* REQUEST
Update everything from the start of the items down to the line containing "column-total-price: Cena celkom" by replacing "Strojárska 2060" with "Strojárska 2061". Give those lines again with nothing else changed.

* DATA ENTRIES
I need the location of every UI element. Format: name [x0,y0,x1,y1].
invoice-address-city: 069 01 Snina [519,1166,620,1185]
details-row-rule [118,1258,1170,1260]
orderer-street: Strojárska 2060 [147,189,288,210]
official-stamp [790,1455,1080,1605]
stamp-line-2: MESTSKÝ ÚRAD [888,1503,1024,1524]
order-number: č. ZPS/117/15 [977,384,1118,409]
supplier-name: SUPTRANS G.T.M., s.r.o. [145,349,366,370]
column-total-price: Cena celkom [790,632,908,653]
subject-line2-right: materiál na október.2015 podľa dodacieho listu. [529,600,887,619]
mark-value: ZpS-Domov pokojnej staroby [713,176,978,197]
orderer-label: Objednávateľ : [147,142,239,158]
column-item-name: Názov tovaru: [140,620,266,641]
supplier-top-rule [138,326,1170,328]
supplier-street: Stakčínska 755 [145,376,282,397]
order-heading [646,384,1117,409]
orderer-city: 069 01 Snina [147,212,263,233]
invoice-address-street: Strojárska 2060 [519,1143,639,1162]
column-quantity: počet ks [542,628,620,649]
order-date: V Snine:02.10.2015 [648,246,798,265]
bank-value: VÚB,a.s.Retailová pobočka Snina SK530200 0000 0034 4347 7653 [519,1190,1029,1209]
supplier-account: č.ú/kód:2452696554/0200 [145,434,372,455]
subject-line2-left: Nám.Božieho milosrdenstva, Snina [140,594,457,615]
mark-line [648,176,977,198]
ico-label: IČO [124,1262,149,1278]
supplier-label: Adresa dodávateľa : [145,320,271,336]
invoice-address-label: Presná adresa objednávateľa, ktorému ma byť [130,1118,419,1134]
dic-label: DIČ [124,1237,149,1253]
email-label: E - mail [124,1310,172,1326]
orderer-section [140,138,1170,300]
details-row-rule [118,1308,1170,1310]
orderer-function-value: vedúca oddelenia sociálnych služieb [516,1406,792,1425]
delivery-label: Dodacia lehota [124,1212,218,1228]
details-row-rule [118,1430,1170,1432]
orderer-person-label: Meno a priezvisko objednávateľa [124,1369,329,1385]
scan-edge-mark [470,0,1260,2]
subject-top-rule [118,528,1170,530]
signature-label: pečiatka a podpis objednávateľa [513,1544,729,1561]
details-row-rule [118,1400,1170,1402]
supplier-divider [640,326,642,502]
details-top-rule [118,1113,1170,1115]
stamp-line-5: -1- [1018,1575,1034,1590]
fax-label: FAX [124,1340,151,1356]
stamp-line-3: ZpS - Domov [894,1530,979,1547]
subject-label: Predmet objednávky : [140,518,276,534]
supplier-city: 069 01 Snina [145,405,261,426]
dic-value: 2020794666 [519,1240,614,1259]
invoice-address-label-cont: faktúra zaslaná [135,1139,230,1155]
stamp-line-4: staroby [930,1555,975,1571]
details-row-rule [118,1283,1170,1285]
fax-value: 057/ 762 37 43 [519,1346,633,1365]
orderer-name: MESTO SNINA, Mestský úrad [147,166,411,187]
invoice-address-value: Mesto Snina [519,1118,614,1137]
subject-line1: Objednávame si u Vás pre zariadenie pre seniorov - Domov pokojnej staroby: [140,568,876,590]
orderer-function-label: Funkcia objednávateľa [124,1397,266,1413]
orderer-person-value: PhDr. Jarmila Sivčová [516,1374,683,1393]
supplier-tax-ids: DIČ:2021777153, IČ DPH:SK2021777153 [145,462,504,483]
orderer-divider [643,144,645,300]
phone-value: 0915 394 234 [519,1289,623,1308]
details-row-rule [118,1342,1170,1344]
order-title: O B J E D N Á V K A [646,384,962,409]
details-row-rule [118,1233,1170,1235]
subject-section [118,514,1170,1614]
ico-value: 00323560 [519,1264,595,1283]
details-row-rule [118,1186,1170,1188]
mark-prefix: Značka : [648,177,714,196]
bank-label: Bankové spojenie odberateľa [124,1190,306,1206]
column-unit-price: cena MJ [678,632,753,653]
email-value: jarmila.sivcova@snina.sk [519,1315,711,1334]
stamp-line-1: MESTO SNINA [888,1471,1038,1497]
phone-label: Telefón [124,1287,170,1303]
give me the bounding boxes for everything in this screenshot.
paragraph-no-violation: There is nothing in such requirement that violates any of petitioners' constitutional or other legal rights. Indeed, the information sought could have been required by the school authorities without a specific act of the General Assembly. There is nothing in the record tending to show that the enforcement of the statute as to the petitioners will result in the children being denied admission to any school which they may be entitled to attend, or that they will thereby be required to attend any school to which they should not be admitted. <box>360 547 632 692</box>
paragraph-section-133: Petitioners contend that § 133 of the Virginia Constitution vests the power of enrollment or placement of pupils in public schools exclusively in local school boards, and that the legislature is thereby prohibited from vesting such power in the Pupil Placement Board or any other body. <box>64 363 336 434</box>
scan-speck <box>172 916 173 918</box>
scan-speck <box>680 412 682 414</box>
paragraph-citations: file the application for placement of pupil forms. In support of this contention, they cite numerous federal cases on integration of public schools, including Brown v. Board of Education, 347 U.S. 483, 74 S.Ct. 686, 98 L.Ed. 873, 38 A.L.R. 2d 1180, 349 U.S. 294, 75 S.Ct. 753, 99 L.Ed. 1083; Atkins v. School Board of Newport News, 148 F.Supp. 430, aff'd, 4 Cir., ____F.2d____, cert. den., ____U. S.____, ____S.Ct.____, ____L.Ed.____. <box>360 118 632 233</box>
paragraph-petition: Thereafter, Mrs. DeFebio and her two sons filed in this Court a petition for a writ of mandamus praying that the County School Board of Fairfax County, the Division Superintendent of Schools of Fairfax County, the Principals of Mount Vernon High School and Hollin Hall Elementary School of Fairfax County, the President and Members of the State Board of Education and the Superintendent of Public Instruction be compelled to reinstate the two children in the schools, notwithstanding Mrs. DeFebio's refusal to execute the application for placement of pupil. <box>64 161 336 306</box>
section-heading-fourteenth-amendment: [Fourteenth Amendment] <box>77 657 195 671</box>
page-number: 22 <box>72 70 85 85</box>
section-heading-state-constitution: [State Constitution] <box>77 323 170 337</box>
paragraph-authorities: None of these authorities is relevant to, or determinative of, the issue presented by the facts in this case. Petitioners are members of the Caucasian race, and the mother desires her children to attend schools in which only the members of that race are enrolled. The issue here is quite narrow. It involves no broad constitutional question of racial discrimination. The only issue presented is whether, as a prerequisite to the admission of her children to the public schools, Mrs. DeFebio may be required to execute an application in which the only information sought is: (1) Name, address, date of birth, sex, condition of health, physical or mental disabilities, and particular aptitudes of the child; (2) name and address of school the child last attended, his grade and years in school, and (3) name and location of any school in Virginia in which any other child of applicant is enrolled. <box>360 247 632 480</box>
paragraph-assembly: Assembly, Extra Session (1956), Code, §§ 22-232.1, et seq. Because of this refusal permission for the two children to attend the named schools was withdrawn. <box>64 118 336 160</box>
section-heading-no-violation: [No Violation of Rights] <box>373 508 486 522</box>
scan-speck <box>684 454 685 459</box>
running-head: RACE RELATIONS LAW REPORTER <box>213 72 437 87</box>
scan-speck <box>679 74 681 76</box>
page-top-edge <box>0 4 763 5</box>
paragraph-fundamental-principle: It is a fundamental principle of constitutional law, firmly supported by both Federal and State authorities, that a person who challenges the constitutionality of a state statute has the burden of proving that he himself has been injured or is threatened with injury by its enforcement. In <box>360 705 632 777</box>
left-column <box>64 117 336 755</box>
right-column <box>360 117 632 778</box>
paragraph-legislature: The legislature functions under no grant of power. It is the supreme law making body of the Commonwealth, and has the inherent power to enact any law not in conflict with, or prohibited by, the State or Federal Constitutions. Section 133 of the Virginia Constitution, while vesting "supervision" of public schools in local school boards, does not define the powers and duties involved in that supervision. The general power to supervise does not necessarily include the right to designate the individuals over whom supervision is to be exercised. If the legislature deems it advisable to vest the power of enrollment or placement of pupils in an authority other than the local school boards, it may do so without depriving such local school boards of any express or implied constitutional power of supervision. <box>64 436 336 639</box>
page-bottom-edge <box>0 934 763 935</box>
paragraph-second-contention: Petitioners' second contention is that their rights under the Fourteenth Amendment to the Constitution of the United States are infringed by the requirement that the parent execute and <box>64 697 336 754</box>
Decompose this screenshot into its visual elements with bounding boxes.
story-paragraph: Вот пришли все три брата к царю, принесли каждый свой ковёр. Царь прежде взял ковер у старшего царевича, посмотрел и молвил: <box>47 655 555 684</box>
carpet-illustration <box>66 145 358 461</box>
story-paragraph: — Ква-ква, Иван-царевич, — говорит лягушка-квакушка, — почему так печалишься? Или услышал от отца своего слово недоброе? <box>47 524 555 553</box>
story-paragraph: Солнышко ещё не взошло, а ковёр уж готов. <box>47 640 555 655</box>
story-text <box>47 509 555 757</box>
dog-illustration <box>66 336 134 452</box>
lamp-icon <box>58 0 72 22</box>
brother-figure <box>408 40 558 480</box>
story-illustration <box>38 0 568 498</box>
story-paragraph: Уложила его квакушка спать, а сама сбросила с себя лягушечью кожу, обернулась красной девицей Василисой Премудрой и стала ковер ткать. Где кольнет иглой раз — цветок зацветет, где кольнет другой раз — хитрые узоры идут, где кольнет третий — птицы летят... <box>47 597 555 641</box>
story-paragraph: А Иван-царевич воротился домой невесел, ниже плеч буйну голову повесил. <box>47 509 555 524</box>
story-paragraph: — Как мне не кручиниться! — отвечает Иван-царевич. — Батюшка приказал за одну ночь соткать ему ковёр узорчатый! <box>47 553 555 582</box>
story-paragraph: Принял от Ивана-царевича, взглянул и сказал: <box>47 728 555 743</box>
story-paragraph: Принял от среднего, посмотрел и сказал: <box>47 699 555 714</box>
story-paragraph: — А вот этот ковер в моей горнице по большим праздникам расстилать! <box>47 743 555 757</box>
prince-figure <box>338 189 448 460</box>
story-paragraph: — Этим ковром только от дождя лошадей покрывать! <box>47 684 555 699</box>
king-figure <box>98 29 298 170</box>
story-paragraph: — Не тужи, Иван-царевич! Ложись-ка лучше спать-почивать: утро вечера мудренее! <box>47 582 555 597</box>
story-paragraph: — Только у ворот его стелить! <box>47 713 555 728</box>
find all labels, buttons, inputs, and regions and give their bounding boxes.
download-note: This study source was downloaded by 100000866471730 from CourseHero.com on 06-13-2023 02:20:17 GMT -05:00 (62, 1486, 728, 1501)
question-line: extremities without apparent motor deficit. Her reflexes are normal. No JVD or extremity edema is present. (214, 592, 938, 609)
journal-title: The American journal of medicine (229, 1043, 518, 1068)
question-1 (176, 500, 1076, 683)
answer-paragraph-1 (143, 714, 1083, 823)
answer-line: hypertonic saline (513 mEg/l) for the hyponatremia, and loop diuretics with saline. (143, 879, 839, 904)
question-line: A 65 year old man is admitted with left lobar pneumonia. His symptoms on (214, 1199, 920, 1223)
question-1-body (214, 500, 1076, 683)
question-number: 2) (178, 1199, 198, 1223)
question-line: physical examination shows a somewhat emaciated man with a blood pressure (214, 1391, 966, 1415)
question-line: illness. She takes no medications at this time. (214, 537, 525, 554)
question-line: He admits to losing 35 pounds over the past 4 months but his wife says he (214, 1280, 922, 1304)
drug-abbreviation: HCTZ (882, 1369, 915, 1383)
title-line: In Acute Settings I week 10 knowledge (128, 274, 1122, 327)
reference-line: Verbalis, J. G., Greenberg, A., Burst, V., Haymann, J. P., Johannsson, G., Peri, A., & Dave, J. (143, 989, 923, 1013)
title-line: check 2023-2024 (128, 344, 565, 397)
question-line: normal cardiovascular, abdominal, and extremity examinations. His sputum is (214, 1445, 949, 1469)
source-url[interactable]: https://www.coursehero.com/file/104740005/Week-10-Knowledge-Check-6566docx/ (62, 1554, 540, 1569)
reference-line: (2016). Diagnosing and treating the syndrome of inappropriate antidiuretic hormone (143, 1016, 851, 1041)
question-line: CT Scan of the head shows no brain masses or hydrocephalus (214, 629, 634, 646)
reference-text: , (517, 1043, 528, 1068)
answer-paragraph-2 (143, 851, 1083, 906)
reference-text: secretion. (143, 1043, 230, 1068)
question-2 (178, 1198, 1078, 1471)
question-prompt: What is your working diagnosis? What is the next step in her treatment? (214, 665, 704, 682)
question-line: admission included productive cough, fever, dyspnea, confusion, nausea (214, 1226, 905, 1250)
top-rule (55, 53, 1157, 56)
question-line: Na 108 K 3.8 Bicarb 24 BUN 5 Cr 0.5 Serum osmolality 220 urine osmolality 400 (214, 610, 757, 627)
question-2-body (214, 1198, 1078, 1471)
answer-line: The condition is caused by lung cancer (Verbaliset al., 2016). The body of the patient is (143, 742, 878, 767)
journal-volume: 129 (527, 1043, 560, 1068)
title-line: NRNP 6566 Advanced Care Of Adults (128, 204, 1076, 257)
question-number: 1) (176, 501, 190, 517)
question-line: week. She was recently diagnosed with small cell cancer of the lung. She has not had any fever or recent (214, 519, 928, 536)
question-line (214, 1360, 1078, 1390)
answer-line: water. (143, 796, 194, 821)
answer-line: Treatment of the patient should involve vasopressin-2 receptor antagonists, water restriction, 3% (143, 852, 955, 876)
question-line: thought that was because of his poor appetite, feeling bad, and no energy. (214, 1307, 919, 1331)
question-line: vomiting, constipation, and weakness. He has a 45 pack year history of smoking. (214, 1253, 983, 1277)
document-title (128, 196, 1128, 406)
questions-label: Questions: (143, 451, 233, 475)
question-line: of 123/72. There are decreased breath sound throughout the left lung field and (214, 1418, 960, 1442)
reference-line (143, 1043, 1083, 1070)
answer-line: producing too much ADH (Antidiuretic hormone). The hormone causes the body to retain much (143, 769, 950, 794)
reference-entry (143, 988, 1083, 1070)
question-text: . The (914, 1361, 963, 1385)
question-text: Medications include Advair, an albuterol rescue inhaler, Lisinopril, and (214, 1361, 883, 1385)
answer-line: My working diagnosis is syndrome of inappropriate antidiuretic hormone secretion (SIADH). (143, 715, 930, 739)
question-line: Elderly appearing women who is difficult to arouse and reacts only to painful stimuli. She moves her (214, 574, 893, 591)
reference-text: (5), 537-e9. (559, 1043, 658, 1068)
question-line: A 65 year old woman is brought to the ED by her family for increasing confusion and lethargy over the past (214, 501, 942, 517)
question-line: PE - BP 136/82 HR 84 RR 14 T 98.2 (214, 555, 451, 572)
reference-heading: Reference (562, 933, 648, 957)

* EXERCISE RESPONSE
I need the location of every UI element. Format: name [x0,y0,x1,y1].
invoice-address-city: 069 01 Snina [519,1166,620,1185]
details-row-rule [118,1258,1170,1260]
orderer-street: Strojárska 2061 [147,189,288,210]
official-stamp [790,1455,1080,1605]
stamp-line-2: MESTSKÝ ÚRAD [888,1503,1024,1524]
order-number: č. ZPS/117/15 [977,384,1118,409]
supplier-name: SUPTRANS G.T.M., s.r.o. [145,349,366,370]
column-total-price: Cena celkom [790,632,908,653]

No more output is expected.